Written task
Locate the string "据此可知" in the records below. Copy every line where it occurs.

Data shown
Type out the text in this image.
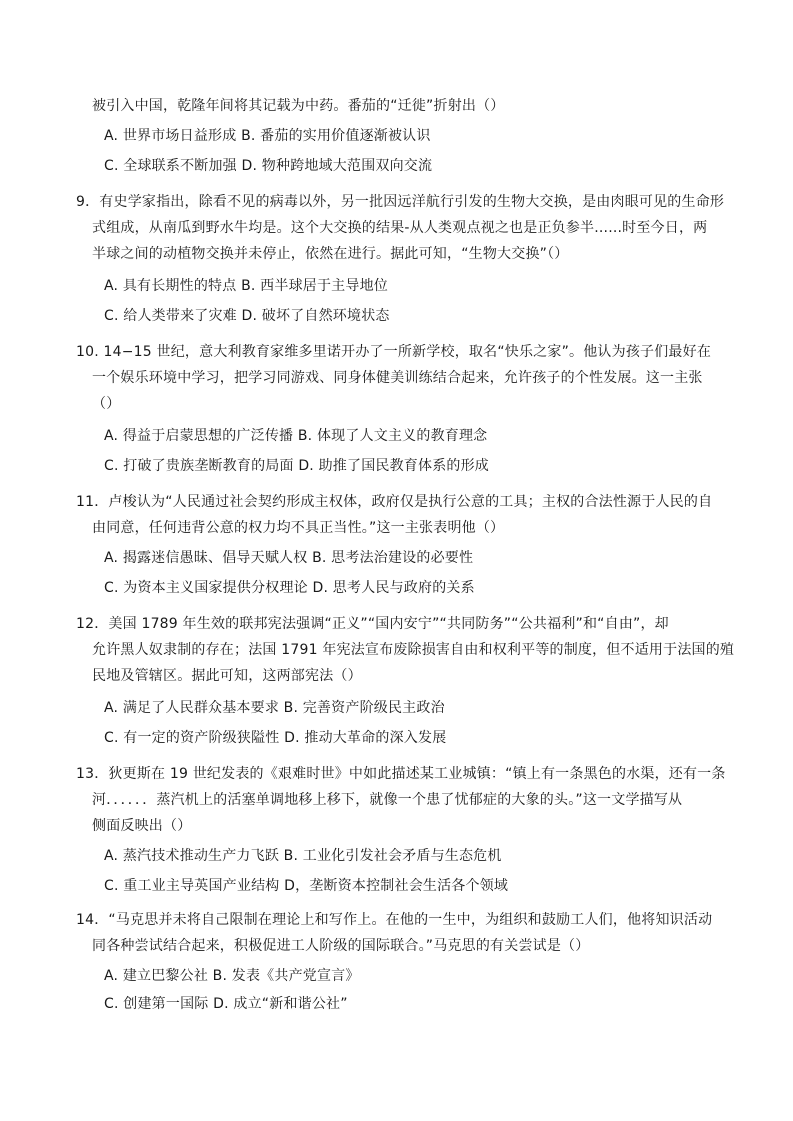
被引入中国，乾隆年间将其记载为中药。番茄的“迁徙”折射出（）
A. 世界市场日益形成 B. 番茄的实用价值逐渐被认识
C. 全球联系不断加强 D. 物种跨地域大范围双向交流
9．有史学家指出，除看不见的病毒以外，另一批因远洋航行引发的生物大交换，是由肉眼可见的生命形
式组成，从南瓜到野水牛均是。这个大交换的结果-从人类观点视之也是正负参半......时至今日，两
半球之间的动植物交换并未停止，依然在进行。据此可知，“生物大交换”（）
A. 具有长期性的特点 B. 西半球居于主导地位
C. 给人类带来了灾难 D. 破坏了自然环境状态
10. 14−15 世纪，意大利教育家维多里诺开办了一所新学校，取名“快乐之家”。他认为孩子们最好在
一个娱乐环境中学习，把学习同游戏、同身体健美训练结合起来，允许孩子的个性发展。这一主张
（）
A. 得益于启蒙思想的广泛传播 B. 体现了人文主义的教育理念
C. 打破了贵族垄断教育的局面 D. 助推了国民教育体系的形成
11．卢梭认为“人民通过社会契约形成主权体，政府仅是执行公意的工具；主权的合法性源于人民的自
由同意，任何违背公意的权力均不具正当性。”这一主张表明他（）
A. 揭露迷信愚昧、倡导天赋人权 B. 思考法治建设的必要性
C. 为资本主义国家提供分权理论 D. 思考人民与政府的关系
12．美国 1789 年生效的联邦宪法强调“正义”“国内安宁”“共同防务”“公共福利”和“自由”，却
允许黑人奴隶制的存在；法国 1791 年宪法宣布废除损害自由和权利平等的制度，但不适用于法国的殖
民地及管辖区。据此可知，这两部宪法（）
A. 满足了人民群众基本要求 B. 完善资产阶级民主政治
C. 有一定的资产阶级狭隘性 D. 推动大革命的深入发展
13．狄更斯在 19 世纪发表的《艰难时世》中如此描述某工业城镇：“镇上有一条黑色的水渠，还有一条
河．．．．．．蒸汽机上的活塞单调地移上移下，就像一个患了忧郁症的大象的头。”这一文学描写从
侧面反映出（）
A. 蒸汽技术推动生产力飞跃 B. 工业化引发社会矛盾与生态危机
C. 重工业主导英国产业结构 D，垄断资本控制社会生活各个领域
14．“马克思并未将自己限制在理论上和写作上。在他的一生中，为组织和鼓励工人们，他将知识活动
同各种尝试结合起来，积极促进工人阶级的国际联合。”马克思的有关尝试是（）
A. 建立巴黎公社 B. 发表《共产党宣言》
C. 创建第一国际 D. 成立“新和谐公社”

Output for this exercise
半球之间的动植物交换并未停止，依然在进行。据此可知，“生物大交换”（）
民地及管辖区。据此可知，这两部宪法（）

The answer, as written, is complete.